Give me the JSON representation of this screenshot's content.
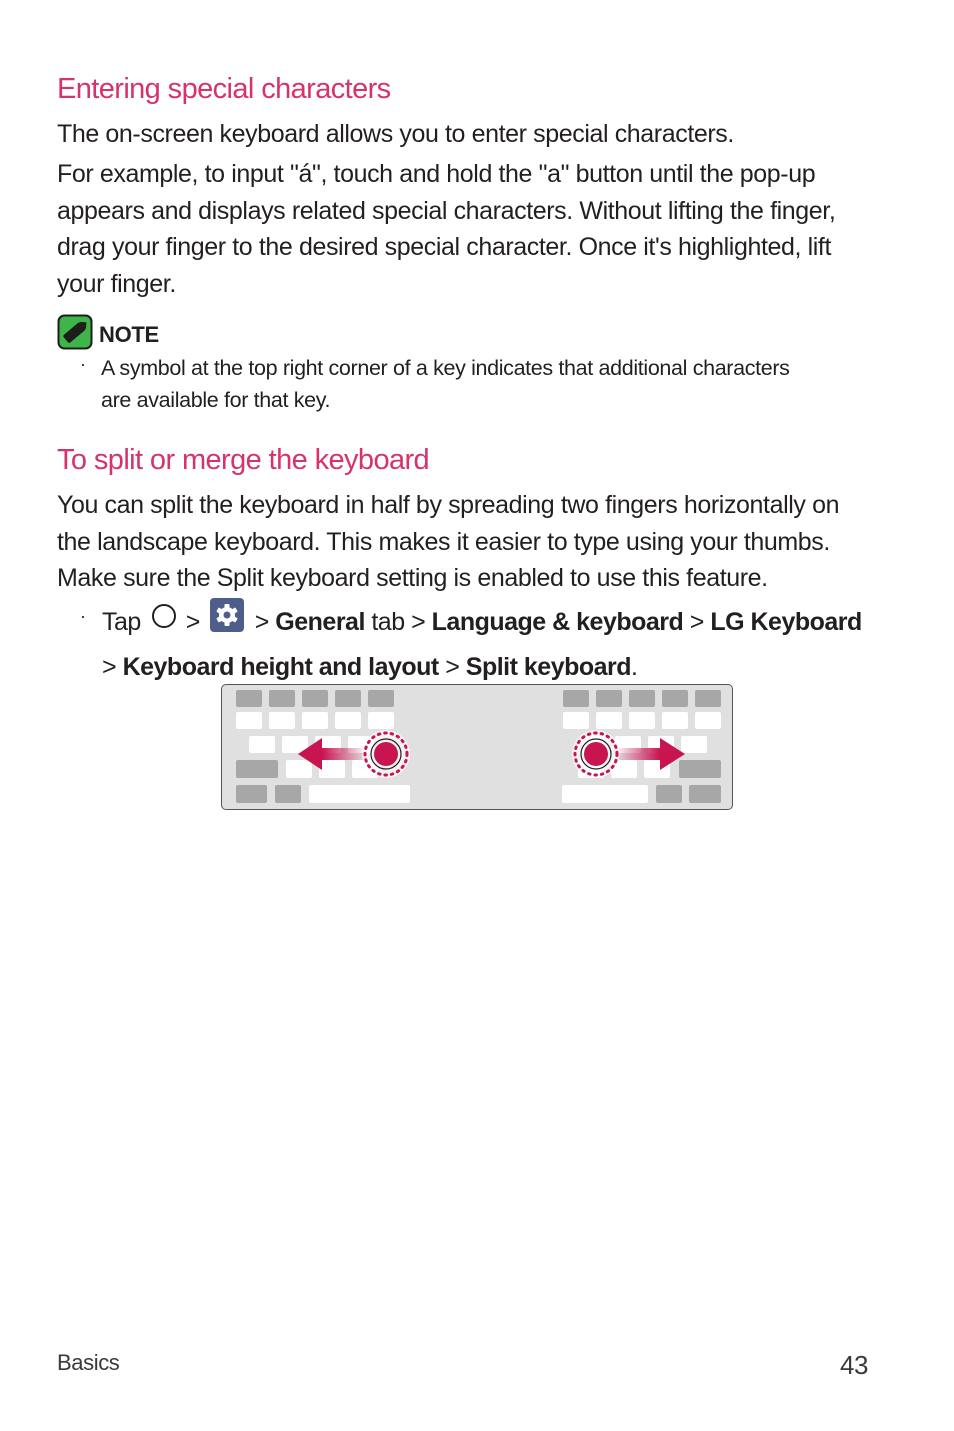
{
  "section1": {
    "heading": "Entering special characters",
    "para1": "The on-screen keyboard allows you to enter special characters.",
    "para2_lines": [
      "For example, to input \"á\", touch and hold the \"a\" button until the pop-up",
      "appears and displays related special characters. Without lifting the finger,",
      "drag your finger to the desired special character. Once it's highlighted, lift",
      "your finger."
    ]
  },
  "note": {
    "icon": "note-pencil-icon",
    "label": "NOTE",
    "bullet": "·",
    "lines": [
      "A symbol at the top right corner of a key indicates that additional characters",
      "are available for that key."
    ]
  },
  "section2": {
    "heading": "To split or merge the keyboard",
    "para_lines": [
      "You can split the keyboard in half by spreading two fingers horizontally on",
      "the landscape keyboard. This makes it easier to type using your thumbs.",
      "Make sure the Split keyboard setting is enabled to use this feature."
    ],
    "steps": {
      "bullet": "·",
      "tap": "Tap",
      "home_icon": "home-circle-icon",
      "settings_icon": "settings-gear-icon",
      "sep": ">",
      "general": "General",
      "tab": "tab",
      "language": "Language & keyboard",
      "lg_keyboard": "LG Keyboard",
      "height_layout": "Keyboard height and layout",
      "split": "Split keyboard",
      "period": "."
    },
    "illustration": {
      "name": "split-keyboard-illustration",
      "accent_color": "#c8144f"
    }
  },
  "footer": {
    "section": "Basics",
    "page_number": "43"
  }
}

• • •

| TASK INSTRUCTIONS |
Report how many lines in the data include the word "characters", and give nothing but the count.

| EXPECTED ANSWER |
4